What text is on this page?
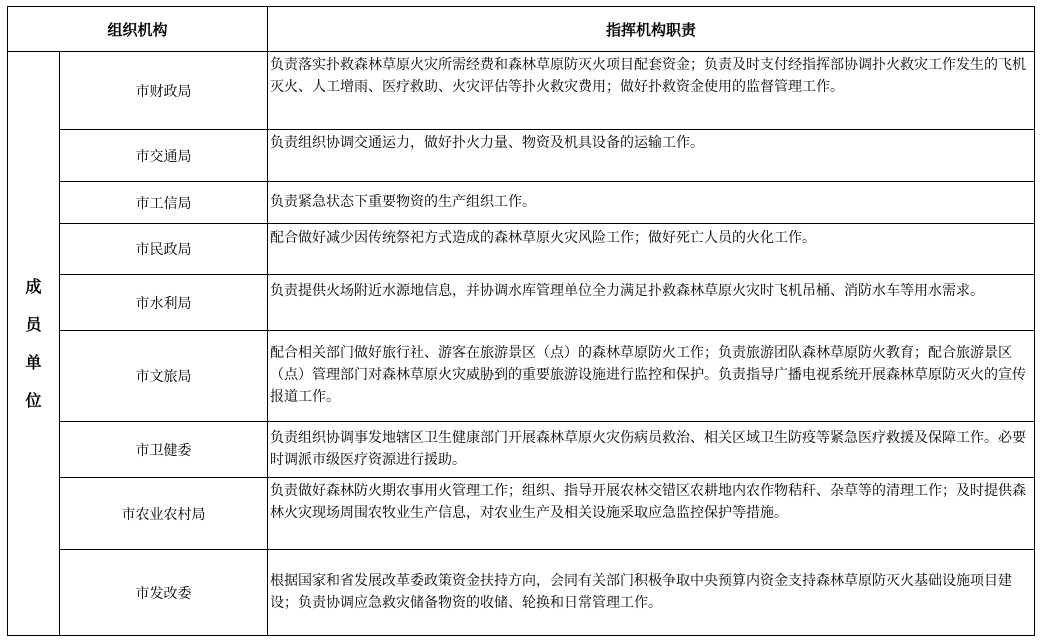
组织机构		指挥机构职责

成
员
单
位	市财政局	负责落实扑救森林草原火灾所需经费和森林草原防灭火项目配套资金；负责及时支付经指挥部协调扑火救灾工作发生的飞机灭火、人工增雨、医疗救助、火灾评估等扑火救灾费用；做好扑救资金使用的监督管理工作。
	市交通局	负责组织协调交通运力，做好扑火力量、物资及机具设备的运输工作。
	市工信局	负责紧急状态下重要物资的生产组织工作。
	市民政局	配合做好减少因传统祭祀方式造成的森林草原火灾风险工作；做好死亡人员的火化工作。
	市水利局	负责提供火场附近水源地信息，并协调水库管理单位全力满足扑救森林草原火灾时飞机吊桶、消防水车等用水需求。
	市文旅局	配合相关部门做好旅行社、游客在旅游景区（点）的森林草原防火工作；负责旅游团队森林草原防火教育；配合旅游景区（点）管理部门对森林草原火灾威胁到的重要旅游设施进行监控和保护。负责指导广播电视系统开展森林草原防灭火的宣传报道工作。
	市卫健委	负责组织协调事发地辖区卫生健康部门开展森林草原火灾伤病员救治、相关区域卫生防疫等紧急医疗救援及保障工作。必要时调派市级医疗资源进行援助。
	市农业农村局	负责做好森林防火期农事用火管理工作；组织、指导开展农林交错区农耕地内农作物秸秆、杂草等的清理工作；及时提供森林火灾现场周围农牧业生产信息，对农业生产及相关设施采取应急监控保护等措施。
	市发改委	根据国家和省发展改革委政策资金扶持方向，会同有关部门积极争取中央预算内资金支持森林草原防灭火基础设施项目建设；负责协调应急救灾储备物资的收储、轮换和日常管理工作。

**Exercise directions**
Every line of the material is to be quoted exactly, with no pictures carried over.

**Exercise result**
What text is on this page?
组织机构		指挥机构职责

成
员
单
位	市财政局	负责落实扑救森林草原火灾所需经费和森林草原防灭火项目配套资金；负责及时支付经指挥部协调扑火救灾工作发生的飞机灭火、人工增雨、医疗救助、火灾评估等扑火救灾费用；做好扑救资金使用的监督管理工作。
	市交通局	负责组织协调交通运力，做好扑火力量、物资及机具设备的运输工作。
	市工信局	负责紧急状态下重要物资的生产组织工作。
	市民政局	配合做好减少因传统祭祀方式造成的森林草原火灾风险工作；做好死亡人员的火化工作。
	市水利局	负责提供火场附近水源地信息，并协调水库管理单位全力满足扑救森林草原火灾时飞机吊桶、消防水车等用水需求。
	市文旅局	配合相关部门做好旅行社、游客在旅游景区（点）的森林草原防火工作；负责旅游团队森林草原防火教育；配合旅游景区（点）管理部门对森林草原火灾威胁到的重要旅游设施进行监控和保护。负责指导广播电视系统开展森林草原防灭火的宣传报道工作。
	市卫健委	负责组织协调事发地辖区卫生健康部门开展森林草原火灾伤病员救治、相关区域卫生防疫等紧急医疗救援及保障工作。必要时调派市级医疗资源进行援助。
	市农业农村局	负责做好森林防火期农事用火管理工作；组织、指导开展农林交错区农耕地内农作物秸秆、杂草等的清理工作；及时提供森林火灾现场周围农牧业生产信息，对农业生产及相关设施采取应急监控保护等措施。
	市发改委	根据国家和省发展改革委政策资金扶持方向，会同有关部门积极争取中央预算内资金支持森林草原防灭火基础设施项目建设；负责协调应急救灾储备物资的收储、轮换和日常管理工作。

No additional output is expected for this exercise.